## Exercise instructions:
Look through the lines below and extract each one that contains "people".
#### Material
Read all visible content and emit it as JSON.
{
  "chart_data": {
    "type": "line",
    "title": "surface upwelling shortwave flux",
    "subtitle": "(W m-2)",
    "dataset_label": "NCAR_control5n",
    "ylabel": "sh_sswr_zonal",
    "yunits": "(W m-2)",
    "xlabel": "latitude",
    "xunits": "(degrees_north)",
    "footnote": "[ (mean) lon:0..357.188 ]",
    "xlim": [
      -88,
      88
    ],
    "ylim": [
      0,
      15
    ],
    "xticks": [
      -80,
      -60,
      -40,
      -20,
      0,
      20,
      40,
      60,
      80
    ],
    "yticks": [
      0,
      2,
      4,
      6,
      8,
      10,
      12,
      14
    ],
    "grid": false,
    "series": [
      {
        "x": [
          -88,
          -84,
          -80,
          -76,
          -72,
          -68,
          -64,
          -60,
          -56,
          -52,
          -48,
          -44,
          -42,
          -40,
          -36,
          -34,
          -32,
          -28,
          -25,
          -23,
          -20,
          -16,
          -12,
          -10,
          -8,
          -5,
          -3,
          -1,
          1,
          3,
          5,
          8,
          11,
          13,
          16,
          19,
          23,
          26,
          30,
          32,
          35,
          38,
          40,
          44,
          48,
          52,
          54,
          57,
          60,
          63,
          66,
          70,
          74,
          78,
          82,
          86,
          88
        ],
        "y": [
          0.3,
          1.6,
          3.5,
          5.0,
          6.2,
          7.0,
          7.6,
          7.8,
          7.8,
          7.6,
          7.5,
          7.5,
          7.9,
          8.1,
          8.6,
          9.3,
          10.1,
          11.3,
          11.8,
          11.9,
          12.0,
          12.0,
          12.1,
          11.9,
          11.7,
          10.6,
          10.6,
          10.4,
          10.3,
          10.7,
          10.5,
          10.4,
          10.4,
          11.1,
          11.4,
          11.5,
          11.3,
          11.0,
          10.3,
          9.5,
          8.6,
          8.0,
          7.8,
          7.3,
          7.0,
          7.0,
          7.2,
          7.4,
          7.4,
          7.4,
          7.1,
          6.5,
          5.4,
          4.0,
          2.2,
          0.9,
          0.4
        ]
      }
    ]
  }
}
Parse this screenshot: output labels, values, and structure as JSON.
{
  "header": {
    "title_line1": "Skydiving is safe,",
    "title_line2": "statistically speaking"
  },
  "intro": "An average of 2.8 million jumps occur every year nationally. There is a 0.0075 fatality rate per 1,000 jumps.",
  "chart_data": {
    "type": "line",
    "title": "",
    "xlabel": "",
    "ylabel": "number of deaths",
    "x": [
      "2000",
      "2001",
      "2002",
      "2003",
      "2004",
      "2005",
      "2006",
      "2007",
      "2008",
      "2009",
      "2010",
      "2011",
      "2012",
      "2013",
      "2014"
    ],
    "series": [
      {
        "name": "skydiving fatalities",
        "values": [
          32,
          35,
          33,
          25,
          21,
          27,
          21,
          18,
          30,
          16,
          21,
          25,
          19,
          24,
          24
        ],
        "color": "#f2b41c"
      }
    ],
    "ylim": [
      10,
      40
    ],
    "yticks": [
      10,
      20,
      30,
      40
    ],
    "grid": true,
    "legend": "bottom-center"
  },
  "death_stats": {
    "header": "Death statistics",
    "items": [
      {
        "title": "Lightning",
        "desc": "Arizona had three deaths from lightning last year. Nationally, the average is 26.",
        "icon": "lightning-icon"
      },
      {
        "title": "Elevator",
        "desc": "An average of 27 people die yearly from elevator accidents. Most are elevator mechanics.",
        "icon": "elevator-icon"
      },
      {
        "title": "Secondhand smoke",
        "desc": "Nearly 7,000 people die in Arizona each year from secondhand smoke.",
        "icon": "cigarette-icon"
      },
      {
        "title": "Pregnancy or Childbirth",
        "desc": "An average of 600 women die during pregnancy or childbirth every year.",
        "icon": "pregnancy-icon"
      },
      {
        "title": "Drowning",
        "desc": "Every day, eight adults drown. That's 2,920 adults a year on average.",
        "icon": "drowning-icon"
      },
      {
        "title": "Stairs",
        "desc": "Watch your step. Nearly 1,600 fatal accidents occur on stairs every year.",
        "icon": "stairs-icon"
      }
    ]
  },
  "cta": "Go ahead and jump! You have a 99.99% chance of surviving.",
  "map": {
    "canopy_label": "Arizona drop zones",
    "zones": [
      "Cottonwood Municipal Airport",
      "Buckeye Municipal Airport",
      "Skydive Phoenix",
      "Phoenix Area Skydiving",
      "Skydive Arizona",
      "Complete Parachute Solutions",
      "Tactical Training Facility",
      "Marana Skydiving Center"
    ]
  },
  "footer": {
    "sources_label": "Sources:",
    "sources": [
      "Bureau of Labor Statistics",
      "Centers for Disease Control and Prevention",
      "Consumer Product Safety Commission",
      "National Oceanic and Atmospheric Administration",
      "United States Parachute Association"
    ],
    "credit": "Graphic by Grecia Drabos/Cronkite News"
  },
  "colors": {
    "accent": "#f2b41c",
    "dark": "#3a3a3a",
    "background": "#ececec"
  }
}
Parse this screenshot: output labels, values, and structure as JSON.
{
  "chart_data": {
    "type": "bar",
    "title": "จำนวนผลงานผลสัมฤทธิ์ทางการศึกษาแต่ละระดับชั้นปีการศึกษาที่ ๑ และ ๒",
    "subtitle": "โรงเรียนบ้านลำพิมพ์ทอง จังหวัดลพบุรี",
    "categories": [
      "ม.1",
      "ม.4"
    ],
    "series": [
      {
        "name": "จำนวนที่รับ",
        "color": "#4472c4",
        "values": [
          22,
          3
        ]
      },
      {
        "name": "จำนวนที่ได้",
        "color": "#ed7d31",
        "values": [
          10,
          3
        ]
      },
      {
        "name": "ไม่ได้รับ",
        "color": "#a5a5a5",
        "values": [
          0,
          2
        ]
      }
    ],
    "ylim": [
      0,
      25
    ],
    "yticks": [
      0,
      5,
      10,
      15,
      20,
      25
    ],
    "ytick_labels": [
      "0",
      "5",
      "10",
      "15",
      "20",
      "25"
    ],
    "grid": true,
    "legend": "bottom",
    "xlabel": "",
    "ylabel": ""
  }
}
########
## Written solution:
        "desc": "An average of 27 people die yearly from elevator accidents. Most are elevator mechanics.",
        "desc": "Nearly 7,000 people die in Arizona each year from secondhand smoke.",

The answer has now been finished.